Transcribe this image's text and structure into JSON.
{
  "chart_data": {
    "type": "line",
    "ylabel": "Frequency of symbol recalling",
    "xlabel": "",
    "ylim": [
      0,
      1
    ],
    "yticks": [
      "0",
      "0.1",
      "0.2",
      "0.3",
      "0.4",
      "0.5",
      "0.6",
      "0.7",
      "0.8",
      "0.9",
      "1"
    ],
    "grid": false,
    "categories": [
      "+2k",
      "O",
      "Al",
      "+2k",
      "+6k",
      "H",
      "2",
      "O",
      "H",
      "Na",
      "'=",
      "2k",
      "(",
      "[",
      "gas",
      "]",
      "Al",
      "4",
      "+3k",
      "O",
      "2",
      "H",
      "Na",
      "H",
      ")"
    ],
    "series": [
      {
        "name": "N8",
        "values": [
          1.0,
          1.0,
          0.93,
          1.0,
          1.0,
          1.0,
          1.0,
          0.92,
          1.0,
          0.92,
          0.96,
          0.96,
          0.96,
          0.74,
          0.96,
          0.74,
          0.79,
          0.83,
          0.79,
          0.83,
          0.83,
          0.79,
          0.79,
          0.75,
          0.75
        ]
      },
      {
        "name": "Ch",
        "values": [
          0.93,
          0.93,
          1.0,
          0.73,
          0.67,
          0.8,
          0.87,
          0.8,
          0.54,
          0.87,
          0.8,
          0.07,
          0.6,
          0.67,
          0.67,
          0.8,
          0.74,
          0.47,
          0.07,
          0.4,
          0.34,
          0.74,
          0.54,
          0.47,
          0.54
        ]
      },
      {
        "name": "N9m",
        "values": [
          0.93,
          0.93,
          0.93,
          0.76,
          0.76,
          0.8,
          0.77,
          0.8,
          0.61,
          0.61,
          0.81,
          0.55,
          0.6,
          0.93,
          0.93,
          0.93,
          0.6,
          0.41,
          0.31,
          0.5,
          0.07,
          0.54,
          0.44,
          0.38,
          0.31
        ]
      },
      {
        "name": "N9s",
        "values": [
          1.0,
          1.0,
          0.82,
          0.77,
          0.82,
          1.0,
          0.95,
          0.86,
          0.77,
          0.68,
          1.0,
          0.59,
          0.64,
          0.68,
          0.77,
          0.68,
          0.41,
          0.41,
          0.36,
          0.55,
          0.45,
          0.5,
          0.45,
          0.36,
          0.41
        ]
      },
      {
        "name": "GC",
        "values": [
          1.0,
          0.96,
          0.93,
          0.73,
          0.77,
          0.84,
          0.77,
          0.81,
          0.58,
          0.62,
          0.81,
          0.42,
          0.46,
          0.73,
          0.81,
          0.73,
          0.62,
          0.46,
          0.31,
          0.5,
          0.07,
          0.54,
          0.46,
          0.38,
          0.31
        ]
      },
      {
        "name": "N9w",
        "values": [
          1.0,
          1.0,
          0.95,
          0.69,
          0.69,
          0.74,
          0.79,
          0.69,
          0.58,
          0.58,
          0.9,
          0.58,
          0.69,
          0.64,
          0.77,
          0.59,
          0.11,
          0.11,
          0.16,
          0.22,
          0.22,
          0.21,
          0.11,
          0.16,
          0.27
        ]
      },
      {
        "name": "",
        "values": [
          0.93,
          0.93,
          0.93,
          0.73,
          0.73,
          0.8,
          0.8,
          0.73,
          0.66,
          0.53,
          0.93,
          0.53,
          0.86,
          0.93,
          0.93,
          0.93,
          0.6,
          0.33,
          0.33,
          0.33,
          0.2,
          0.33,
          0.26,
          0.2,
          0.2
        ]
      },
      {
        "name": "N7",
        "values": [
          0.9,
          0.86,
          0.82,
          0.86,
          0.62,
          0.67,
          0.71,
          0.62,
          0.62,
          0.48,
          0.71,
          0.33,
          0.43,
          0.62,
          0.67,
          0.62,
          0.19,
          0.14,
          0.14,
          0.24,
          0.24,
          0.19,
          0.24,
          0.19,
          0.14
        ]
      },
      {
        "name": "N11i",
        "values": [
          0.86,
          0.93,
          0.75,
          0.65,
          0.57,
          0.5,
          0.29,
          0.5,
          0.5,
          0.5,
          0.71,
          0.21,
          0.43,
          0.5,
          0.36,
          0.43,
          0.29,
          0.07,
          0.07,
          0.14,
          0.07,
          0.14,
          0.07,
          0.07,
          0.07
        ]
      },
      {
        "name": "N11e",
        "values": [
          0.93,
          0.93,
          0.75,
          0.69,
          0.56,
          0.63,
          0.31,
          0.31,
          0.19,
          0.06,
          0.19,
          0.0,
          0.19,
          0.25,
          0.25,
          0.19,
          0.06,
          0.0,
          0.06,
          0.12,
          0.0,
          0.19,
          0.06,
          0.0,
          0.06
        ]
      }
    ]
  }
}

|---|

» WORK TO COMPLETE
Filter the entries down to the lines containing "name". Copy each of those lines.

» RESULT
        "name": "N8",
        "name": "Ch",
        "name": "N9m",
        "name": "N9s",
        "name": "GC",
        "name": "N9w",
        "name": "",
        "name": "N7",
        "name": "N11i",
        "name": "N11e",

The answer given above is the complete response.